● THE REQUEST
Check the listing below for lines with the word "label" and say how many there are, with nothing but the number.

· · ·

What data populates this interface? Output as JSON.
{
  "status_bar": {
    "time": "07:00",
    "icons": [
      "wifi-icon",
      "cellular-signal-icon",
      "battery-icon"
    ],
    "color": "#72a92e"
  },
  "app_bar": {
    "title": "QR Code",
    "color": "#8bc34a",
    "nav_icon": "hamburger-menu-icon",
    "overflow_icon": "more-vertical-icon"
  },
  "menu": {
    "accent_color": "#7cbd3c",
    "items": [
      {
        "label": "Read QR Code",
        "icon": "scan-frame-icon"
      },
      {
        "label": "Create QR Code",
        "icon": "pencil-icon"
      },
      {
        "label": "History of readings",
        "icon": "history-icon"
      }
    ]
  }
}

· · ·

● ANSWER TO THIS TASK
3